> _Source material_:
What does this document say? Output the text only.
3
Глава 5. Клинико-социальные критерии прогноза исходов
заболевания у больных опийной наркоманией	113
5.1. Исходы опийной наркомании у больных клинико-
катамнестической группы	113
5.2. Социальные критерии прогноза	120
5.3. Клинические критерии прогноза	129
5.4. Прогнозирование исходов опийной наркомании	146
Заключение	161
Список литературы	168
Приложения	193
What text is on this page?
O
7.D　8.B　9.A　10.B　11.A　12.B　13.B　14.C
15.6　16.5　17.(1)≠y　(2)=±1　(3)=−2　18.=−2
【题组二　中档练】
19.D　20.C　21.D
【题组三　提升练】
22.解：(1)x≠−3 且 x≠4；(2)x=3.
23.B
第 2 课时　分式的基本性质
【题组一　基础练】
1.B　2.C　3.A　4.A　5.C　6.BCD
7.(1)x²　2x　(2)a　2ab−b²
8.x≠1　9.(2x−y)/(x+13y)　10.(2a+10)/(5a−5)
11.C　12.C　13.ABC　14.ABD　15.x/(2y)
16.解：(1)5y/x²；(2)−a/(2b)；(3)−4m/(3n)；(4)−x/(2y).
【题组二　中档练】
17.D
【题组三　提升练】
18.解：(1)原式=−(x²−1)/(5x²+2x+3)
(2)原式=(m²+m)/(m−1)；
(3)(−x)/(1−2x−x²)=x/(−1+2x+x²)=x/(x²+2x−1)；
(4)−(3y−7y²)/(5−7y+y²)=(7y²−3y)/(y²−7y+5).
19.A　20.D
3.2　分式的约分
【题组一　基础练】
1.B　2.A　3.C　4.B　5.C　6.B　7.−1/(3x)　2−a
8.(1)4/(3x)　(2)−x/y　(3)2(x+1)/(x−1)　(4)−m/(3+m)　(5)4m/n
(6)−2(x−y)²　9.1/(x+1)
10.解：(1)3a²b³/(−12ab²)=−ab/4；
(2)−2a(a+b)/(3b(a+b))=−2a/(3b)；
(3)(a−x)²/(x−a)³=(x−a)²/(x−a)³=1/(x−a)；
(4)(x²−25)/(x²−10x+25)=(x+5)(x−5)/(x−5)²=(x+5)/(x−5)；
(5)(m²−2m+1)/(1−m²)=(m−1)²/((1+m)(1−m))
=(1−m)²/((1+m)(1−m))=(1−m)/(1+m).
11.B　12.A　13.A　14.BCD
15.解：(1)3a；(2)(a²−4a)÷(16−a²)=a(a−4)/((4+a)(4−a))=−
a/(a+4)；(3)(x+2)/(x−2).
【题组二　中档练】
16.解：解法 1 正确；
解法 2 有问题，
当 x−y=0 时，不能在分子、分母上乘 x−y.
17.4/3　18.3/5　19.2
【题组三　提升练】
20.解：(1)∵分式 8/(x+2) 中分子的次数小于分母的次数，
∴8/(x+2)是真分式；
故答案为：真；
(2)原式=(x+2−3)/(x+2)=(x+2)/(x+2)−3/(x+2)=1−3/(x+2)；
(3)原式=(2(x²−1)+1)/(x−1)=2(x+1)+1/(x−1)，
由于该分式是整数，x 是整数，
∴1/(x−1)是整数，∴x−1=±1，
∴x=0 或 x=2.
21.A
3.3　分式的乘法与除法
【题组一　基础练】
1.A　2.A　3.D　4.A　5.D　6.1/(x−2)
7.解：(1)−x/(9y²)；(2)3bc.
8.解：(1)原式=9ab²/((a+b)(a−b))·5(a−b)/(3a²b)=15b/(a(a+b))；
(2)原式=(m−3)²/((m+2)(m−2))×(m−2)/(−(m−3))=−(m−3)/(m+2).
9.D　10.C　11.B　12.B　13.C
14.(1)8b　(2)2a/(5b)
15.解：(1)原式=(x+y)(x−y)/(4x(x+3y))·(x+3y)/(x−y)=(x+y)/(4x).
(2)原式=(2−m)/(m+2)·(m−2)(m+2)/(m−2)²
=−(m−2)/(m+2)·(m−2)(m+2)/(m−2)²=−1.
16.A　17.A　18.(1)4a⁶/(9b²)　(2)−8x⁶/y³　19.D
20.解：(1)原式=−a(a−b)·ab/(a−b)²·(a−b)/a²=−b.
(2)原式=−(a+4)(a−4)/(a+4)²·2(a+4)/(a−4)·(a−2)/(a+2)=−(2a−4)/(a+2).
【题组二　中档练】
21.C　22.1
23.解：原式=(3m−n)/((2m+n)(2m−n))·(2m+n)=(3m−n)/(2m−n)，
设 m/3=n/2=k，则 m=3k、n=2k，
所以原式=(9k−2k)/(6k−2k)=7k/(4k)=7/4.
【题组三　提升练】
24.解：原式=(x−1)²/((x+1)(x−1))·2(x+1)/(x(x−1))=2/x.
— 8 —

> _What is expected_: Go through the records above and set each one down exactly, please.

> _Task result_:
What does this document say? Output the text only.
3
Глава 5. Клинико-социальные критерии прогноза исходов
заболевания у больных опийной наркоманией	113
5.1. Исходы опийной наркомании у больных клинико-
катамнестической группы	113
5.2. Социальные критерии прогноза	120
5.3. Клинические критерии прогноза	129
5.4. Прогнозирование исходов опийной наркомании	146
Заключение	161
Список литературы	168
Приложения	193
What text is on this page?
O
7.D　8.B　9.A　10.B　11.A　12.B　13.B　14.C
15.6　16.5　17.(1)≠y　(2)=±1　(3)=−2　18.=−2
【题组二　中档练】
19.D　20.C　21.D
【题组三　提升练】
22.解：(1)x≠−3 且 x≠4；(2)x=3.
23.B
第 2 课时　分式的基本性质
【题组一　基础练】
1.B　2.C　3.A　4.A　5.C　6.BCD
7.(1)x²　2x　(2)a　2ab−b²
8.x≠1　9.(2x−y)/(x+13y)　10.(2a+10)/(5a−5)
11.C　12.C　13.ABC　14.ABD　15.x/(2y)
16.解：(1)5y/x²；(2)−a/(2b)；(3)−4m/(3n)；(4)−x/(2y).
【题组二　中档练】
17.D
【题组三　提升练】
18.解：(1)原式=−(x²−1)/(5x²+2x+3)
(2)原式=(m²+m)/(m−1)；
(3)(−x)/(1−2x−x²)=x/(−1+2x+x²)=x/(x²+2x−1)；
(4)−(3y−7y²)/(5−7y+y²)=(7y²−3y)/(y²−7y+5).
19.A　20.D
3.2　分式的约分
【题组一　基础练】
1.B　2.A　3.C　4.B　5.C　6.B　7.−1/(3x)　2−a
8.(1)4/(3x)　(2)−x/y　(3)2(x+1)/(x−1)　(4)−m/(3+m)　(5)4m/n
(6)−2(x−y)²　9.1/(x+1)
10.解：(1)3a²b³/(−12ab²)=−ab/4；
(2)−2a(a+b)/(3b(a+b))=−2a/(3b)；
(3)(a−x)²/(x−a)³=(x−a)²/(x−a)³=1/(x−a)；
(4)(x²−25)/(x²−10x+25)=(x+5)(x−5)/(x−5)²=(x+5)/(x−5)；
(5)(m²−2m+1)/(1−m²)=(m−1)²/((1+m)(1−m))
=(1−m)²/((1+m)(1−m))=(1−m)/(1+m).
11.B　12.A　13.A　14.BCD
15.解：(1)3a；(2)(a²−4a)÷(16−a²)=a(a−4)/((4+a)(4−a))=−
a/(a+4)；(3)(x+2)/(x−2).
【题组二　中档练】
16.解：解法 1 正确；
解法 2 有问题，
当 x−y=0 时，不能在分子、分母上乘 x−y.
17.4/3　18.3/5　19.2
【题组三　提升练】
20.解：(1)∵分式 8/(x+2) 中分子的次数小于分母的次数，
∴8/(x+2)是真分式；
故答案为：真；
(2)原式=(x+2−3)/(x+2)=(x+2)/(x+2)−3/(x+2)=1−3/(x+2)；
(3)原式=(2(x²−1)+1)/(x−1)=2(x+1)+1/(x−1)，
由于该分式是整数，x 是整数，
∴1/(x−1)是整数，∴x−1=±1，
∴x=0 或 x=2.
21.A
3.3　分式的乘法与除法
【题组一　基础练】
1.A　2.A　3.D　4.A　5.D　6.1/(x−2)
7.解：(1)−x/(9y²)；(2)3bc.
8.解：(1)原式=9ab²/((a+b)(a−b))·5(a−b)/(3a²b)=15b/(a(a+b))；
(2)原式=(m−3)²/((m+2)(m−2))×(m−2)/(−(m−3))=−(m−3)/(m+2).
9.D　10.C　11.B　12.B　13.C
14.(1)8b　(2)2a/(5b)
15.解：(1)原式=(x+y)(x−y)/(4x(x+3y))·(x+3y)/(x−y)=(x+y)/(4x).
(2)原式=(2−m)/(m+2)·(m−2)(m+2)/(m−2)²
=−(m−2)/(m+2)·(m−2)(m+2)/(m−2)²=−1.
16.A　17.A　18.(1)4a⁶/(9b²)　(2)−8x⁶/y³　19.D
20.解：(1)原式=−a(a−b)·ab/(a−b)²·(a−b)/a²=−b.
(2)原式=−(a+4)(a−4)/(a+4)²·2(a+4)/(a−4)·(a−2)/(a+2)=−(2a−4)/(a+2).
【题组二　中档练】
21.C　22.1
23.解：原式=(3m−n)/((2m+n)(2m−n))·(2m+n)=(3m−n)/(2m−n)，
设 m/3=n/2=k，则 m=3k、n=2k，
所以原式=(9k−2k)/(6k−2k)=7k/(4k)=7/4.
【题组三　提升练】
24.解：原式=(x−1)²/((x+1)(x−1))·2(x+1)/(x(x−1))=2/x.
— 8 —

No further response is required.